• **WRITTEN INSTRUCTION**
Reproduce the records below in their entirety, character for character.

• **THE DATA**
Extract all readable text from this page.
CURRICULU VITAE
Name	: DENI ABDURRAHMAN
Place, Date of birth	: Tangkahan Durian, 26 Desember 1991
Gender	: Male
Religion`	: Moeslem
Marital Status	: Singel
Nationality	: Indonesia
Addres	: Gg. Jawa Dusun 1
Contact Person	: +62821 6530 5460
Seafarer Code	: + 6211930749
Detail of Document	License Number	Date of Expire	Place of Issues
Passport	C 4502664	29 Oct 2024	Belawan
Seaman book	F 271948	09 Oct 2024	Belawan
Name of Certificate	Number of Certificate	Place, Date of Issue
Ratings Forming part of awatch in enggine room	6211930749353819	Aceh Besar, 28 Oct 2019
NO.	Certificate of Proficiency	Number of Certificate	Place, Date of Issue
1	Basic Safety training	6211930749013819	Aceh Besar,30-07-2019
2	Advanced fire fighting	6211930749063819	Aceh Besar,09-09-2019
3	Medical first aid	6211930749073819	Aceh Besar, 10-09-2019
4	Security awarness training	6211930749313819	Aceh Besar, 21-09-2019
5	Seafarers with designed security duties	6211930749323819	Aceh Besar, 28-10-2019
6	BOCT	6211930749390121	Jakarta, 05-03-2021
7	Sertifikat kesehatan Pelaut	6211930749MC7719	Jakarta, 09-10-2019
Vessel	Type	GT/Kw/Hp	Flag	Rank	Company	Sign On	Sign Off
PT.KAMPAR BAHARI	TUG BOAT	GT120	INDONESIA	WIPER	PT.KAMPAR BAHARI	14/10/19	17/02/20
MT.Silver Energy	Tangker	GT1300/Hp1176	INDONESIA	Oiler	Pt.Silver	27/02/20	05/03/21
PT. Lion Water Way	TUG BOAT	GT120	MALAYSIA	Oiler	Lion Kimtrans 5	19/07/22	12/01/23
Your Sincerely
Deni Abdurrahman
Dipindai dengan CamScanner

• **RESPONSE TO THIS EXERCISE**
Extract all readable text from this page.
CURRICULU VITAE
Name	: DENI ABDURRAHMAN
Place, Date of birth	: Tangkahan Durian, 26 Desember 1991
Gender	: Male
Religion`	: Moeslem
Marital Status	: Singel
Nationality	: Indonesia
Addres	: Gg. Jawa Dusun 1
Contact Person	: +62821 6530 5460
Seafarer Code	: + 6211930749
Detail of Document	License Number	Date of Expire	Place of Issues
Passport	C 4502664	29 Oct 2024	Belawan
Seaman book	F 271948	09 Oct 2024	Belawan
Name of Certificate	Number of Certificate	Place, Date of Issue
Ratings Forming part of awatch in enggine room	6211930749353819	Aceh Besar, 28 Oct 2019
NO.	Certificate of Proficiency	Number of Certificate	Place, Date of Issue
1	Basic Safety training	6211930749013819	Aceh Besar,30-07-2019
2	Advanced fire fighting	6211930749063819	Aceh Besar,09-09-2019
3	Medical first aid	6211930749073819	Aceh Besar, 10-09-2019
4	Security awarness training	6211930749313819	Aceh Besar, 21-09-2019
5	Seafarers with designed security duties	6211930749323819	Aceh Besar, 28-10-2019
6	BOCT	6211930749390121	Jakarta, 05-03-2021
7	Sertifikat kesehatan Pelaut	6211930749MC7719	Jakarta, 09-10-2019
Vessel	Type	GT/Kw/Hp	Flag	Rank	Company	Sign On	Sign Off
PT.KAMPAR BAHARI	TUG BOAT	GT120	INDONESIA	WIPER	PT.KAMPAR BAHARI	14/10/19	17/02/20
MT.Silver Energy	Tangker	GT1300/Hp1176	INDONESIA	Oiler	Pt.Silver	27/02/20	05/03/21
PT. Lion Water Way	TUG BOAT	GT120	MALAYSIA	Oiler	Lion Kimtrans 5	19/07/22	12/01/23
Your Sincerely
Deni Abdurrahman
Dipindai dengan CamScanner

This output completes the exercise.